(INSTRUCTIONS FOR THE TASK)
List each line holding the string "text".

(INPUT DATA)
□ □ □

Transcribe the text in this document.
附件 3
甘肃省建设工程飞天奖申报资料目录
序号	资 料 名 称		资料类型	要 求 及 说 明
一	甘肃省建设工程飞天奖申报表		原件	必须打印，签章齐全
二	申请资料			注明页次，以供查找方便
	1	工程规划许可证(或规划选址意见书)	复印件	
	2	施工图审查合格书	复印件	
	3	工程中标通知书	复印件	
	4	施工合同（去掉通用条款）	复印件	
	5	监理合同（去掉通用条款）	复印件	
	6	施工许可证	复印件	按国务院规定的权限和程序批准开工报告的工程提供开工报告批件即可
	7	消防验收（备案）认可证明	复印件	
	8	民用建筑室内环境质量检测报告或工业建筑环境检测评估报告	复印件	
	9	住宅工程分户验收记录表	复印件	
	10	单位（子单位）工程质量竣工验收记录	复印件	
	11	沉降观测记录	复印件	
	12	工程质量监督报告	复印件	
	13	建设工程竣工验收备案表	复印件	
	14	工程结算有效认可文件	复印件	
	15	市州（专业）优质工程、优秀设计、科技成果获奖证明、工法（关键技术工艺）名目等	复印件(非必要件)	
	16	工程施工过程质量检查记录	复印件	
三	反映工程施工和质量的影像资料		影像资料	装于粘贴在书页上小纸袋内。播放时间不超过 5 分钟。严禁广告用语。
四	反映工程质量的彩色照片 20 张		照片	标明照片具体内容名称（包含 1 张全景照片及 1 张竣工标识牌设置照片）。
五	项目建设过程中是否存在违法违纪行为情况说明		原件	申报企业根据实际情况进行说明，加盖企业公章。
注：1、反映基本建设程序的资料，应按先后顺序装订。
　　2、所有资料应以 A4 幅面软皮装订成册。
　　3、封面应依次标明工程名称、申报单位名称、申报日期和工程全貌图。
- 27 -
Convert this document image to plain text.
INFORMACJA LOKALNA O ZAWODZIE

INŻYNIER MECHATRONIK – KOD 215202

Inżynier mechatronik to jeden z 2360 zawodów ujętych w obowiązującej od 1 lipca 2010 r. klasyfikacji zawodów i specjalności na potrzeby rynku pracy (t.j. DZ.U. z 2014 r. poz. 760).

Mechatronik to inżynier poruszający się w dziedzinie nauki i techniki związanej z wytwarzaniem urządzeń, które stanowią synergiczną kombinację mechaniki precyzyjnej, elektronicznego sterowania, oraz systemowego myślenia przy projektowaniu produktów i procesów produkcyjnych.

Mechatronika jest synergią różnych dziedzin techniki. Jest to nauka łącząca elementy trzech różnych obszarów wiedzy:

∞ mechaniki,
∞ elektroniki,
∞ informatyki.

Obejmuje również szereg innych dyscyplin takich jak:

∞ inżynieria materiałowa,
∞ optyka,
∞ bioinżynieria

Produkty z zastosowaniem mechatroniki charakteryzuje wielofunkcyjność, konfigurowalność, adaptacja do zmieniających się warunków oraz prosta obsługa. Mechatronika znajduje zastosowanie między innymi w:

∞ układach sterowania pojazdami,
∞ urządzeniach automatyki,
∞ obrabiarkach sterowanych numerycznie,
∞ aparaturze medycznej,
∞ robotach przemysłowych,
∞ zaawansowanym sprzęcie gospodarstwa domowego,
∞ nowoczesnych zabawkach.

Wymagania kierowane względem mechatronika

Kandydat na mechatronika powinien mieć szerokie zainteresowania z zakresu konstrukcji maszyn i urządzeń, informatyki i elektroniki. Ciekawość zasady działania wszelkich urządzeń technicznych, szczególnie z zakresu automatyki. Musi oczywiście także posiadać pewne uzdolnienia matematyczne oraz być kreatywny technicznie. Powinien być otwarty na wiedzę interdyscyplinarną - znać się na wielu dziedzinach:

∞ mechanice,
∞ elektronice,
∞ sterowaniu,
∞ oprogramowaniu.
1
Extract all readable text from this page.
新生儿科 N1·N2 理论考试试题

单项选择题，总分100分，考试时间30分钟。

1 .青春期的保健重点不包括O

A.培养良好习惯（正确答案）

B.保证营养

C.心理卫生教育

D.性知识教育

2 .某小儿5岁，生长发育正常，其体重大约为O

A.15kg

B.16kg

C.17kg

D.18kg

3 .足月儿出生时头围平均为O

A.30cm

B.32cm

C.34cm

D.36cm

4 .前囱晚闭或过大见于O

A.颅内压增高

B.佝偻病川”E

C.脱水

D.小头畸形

□ □ □

(ANSWER IN FULL)
Transcribe the text in this document.
Convert this document image to plain text.
Extract all readable text from this page.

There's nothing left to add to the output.